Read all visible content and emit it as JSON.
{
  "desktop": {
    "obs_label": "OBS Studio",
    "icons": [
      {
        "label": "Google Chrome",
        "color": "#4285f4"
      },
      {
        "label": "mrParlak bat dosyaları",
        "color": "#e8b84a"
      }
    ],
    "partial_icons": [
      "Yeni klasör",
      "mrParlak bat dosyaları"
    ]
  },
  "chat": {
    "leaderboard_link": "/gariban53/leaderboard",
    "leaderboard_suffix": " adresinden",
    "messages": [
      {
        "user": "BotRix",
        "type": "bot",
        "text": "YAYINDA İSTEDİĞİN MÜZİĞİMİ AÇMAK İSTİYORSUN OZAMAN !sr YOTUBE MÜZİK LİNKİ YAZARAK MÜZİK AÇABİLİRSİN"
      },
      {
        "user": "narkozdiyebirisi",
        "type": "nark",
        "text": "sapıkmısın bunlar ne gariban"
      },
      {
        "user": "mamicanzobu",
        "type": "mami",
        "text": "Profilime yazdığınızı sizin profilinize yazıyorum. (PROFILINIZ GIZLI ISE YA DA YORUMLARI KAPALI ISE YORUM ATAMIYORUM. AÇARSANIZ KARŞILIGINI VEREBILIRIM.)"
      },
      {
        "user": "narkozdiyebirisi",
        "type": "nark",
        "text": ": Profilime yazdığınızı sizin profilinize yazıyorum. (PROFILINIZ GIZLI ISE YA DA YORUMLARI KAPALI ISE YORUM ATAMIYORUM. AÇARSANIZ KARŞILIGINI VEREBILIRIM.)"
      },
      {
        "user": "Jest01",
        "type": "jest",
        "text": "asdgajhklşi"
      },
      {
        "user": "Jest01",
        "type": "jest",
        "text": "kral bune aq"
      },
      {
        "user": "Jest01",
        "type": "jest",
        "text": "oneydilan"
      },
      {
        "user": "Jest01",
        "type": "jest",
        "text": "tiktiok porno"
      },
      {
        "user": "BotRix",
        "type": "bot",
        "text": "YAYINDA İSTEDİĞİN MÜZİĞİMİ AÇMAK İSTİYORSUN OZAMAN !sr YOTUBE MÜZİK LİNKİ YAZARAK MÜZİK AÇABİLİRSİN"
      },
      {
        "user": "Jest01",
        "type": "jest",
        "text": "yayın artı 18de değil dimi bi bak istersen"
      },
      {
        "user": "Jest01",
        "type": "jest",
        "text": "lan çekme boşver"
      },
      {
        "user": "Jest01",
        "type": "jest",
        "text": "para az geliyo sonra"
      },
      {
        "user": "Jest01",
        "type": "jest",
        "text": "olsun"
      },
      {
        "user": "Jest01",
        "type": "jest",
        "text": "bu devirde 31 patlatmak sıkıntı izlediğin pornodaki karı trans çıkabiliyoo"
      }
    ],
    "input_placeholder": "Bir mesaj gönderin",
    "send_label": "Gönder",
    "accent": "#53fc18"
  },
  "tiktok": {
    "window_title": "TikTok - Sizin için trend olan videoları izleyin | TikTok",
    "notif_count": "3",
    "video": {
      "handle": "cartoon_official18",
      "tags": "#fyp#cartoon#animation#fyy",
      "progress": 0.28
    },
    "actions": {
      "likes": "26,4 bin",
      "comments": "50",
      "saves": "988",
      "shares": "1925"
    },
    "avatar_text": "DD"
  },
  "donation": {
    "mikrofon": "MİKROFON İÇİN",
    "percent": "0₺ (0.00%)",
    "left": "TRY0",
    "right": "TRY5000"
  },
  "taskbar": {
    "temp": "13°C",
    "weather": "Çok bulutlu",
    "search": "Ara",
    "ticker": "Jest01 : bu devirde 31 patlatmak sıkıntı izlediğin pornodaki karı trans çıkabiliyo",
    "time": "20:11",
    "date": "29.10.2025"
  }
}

OBJECTIVE:
In the material above, show every line where the word "PROFILINIZ" turns up.

SOLUTION FOR THIS EXERCISE:
        "text": "Profilime yazdığınızı sizin profilinize yazıyorum. (PROFILINIZ GIZLI ISE YA DA YORUMLARI KAPALI ISE YORUM ATAMIYORUM. AÇARSANIZ KARŞILIGINI VEREBILIRIM.)"
        "text": ": Profilime yazdığınızı sizin profilinize yazıyorum. (PROFILINIZ GIZLI ISE YA DA YORUMLARI KAPALI ISE YORUM ATAMIYORUM. AÇARSANIZ KARŞILIGINI VEREBILIRIM.)"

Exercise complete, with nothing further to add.